- GIVEN EXERCISE -
Report, as a bare number, how many lines contain the string "content".

--- START OF DATA ENTRIES ---

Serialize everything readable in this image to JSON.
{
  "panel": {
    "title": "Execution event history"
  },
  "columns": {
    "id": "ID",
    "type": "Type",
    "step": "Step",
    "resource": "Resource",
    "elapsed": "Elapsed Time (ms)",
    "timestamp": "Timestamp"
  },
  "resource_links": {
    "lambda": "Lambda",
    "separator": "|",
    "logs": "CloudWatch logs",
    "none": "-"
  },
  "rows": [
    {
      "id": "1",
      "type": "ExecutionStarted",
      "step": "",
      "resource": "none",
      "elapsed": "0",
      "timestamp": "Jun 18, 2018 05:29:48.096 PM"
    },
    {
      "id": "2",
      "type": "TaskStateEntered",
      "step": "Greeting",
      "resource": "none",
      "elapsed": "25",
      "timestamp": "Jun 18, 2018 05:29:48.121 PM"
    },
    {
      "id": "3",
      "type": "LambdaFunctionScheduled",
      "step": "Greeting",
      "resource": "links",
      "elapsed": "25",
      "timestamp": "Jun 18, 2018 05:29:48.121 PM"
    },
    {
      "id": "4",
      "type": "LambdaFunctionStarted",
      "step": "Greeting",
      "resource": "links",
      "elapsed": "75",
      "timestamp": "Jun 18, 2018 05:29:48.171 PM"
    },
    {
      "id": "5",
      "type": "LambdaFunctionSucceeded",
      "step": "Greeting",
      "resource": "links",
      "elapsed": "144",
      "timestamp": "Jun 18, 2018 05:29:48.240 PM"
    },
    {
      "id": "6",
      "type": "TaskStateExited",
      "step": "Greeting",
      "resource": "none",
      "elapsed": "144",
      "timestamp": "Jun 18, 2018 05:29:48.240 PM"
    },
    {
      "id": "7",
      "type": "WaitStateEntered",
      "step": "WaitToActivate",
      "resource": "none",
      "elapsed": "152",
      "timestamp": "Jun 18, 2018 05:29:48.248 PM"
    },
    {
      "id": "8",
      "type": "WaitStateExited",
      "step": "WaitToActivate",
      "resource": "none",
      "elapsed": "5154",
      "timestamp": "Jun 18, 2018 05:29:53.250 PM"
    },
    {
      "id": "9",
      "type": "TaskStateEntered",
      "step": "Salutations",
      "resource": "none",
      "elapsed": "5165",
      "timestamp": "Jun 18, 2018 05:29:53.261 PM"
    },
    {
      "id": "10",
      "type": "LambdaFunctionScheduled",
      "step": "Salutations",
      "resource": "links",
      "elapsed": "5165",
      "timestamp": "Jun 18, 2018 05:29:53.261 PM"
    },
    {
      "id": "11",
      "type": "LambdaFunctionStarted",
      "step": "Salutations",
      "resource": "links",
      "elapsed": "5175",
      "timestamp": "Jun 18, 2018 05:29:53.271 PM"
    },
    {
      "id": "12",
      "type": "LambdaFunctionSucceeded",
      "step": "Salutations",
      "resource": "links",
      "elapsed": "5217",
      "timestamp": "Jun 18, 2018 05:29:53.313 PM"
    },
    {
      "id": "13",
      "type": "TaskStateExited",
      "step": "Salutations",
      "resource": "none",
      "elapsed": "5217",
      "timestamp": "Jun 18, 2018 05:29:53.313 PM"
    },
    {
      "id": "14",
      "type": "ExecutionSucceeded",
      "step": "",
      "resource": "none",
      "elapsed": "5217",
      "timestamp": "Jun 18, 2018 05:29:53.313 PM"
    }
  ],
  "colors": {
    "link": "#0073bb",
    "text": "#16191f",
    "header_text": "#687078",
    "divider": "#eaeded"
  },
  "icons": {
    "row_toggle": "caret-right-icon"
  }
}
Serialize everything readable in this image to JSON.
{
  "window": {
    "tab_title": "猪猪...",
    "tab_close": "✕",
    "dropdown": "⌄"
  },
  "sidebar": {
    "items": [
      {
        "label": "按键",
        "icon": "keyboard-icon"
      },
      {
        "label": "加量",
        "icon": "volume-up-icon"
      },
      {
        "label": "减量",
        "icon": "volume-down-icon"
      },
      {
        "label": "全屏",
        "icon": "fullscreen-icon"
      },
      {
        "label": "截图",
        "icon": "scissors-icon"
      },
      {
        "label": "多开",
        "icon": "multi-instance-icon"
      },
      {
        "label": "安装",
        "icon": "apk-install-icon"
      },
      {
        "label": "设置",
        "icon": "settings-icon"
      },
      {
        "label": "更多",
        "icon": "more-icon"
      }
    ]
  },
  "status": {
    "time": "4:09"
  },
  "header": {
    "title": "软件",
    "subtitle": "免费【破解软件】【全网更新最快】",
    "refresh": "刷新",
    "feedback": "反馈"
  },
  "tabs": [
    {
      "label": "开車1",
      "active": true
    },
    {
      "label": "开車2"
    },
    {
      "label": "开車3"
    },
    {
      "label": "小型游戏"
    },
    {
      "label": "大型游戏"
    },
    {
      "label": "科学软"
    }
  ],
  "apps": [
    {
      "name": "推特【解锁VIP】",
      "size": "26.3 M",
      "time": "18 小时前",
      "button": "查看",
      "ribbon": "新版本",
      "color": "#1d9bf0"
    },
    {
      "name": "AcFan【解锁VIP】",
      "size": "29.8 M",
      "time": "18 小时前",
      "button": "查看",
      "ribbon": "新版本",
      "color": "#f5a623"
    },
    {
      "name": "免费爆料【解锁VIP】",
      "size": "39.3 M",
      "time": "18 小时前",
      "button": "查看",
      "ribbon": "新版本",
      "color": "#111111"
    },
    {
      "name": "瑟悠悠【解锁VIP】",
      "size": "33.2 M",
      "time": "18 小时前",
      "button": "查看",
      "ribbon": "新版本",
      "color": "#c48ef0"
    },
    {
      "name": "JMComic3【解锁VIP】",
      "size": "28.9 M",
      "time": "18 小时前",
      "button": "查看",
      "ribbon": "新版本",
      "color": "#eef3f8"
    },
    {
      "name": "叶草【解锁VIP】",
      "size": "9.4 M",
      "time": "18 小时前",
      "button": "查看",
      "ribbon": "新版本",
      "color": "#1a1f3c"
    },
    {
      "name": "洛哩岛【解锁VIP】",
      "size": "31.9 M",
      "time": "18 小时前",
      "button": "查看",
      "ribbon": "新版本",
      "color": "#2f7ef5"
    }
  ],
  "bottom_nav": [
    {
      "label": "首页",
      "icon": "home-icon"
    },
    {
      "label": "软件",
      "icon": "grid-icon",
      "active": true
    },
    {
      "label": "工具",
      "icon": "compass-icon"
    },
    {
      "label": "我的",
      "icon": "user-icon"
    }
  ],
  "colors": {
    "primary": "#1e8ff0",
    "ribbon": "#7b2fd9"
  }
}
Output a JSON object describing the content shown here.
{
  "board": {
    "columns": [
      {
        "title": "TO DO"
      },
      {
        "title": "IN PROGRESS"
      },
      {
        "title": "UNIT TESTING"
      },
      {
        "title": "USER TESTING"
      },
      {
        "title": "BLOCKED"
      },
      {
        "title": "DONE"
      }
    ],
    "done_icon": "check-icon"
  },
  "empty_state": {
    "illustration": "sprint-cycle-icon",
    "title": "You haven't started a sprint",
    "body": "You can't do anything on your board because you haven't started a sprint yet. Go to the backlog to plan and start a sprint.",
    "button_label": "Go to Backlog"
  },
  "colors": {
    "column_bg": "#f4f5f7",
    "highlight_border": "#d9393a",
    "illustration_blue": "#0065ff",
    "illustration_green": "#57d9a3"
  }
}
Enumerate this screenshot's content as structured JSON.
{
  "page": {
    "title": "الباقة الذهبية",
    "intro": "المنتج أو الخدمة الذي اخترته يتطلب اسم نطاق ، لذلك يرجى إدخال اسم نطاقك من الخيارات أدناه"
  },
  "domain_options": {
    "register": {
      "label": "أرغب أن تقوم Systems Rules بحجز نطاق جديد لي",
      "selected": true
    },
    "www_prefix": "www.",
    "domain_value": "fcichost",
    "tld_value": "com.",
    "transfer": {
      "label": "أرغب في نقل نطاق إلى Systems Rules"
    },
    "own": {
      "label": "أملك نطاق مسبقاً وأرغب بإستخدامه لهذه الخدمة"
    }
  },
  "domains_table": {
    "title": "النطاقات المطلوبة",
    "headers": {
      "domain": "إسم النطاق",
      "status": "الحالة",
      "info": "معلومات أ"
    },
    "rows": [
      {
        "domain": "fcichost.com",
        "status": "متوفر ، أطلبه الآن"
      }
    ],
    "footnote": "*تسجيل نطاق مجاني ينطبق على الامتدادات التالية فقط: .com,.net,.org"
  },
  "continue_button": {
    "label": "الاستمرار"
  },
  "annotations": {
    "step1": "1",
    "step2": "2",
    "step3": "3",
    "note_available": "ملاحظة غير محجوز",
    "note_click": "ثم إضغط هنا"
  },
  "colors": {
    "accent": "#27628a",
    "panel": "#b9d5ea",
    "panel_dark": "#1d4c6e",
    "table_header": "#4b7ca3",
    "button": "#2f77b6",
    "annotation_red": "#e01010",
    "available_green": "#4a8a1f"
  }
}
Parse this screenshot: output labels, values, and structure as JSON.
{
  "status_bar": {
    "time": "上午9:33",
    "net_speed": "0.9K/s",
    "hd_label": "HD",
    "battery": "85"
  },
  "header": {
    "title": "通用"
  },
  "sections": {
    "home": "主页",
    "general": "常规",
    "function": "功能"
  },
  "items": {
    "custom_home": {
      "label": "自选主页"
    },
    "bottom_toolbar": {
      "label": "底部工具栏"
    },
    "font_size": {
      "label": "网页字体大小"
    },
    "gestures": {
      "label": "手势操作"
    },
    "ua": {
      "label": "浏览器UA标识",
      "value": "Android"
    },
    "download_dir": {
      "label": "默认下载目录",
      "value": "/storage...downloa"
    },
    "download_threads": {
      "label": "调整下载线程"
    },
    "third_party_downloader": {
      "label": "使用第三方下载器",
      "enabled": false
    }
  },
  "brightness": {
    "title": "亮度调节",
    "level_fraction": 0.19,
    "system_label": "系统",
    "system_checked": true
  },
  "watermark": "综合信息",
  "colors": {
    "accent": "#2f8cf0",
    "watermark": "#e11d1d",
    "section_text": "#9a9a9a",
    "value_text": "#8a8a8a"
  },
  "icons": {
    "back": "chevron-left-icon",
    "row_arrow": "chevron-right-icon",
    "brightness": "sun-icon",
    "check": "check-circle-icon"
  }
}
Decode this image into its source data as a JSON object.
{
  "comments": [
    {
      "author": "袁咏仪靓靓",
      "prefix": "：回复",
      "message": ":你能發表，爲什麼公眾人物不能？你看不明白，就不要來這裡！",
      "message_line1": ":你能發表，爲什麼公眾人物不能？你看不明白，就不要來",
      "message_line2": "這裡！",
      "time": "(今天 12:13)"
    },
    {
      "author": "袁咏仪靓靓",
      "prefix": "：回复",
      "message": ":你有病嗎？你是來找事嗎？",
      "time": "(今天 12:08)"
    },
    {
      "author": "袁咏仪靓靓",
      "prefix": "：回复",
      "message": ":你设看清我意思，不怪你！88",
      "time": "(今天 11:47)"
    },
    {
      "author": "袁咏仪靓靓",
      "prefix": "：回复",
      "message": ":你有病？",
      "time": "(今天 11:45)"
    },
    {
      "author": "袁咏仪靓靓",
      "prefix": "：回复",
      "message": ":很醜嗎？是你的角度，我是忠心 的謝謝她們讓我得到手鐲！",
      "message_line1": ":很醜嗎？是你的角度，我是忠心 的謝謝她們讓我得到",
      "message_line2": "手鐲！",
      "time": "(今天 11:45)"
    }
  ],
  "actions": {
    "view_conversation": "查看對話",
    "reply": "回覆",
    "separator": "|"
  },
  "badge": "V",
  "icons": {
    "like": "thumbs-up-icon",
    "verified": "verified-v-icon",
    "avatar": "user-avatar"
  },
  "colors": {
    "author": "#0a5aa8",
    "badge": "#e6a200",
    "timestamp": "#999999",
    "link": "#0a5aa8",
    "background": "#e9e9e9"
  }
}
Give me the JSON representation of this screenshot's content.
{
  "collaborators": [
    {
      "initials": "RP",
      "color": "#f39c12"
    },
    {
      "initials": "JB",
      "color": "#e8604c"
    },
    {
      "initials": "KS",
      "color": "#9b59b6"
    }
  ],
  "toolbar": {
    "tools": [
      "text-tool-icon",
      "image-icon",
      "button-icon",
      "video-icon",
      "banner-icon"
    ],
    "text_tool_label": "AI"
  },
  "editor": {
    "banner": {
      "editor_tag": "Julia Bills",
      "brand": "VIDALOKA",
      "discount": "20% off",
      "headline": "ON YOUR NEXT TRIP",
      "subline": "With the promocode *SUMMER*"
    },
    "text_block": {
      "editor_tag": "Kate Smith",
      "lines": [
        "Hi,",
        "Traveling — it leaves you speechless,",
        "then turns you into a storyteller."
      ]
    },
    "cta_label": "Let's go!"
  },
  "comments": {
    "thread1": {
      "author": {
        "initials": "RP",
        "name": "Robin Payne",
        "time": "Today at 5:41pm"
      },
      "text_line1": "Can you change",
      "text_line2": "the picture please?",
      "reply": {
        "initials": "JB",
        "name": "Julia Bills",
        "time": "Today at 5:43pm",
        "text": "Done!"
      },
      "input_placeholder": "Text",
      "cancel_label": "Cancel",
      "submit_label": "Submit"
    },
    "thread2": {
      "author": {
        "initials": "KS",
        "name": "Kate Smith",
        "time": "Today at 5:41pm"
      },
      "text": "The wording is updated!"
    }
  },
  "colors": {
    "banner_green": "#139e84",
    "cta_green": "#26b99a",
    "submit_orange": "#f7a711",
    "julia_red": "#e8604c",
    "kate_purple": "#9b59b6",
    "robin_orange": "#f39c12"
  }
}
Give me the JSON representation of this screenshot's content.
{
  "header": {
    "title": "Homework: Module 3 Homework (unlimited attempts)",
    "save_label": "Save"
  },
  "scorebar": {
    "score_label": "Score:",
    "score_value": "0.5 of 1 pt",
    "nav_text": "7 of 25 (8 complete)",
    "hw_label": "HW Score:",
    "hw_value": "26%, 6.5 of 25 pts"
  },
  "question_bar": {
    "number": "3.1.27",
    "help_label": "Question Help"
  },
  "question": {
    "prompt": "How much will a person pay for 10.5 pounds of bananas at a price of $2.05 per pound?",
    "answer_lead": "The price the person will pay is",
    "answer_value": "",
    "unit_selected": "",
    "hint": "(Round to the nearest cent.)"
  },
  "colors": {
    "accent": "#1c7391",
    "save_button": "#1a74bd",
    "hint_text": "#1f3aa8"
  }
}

--- END OF DATA ENTRIES ---

- OUTPUT FOR THIS EXERCISE -
4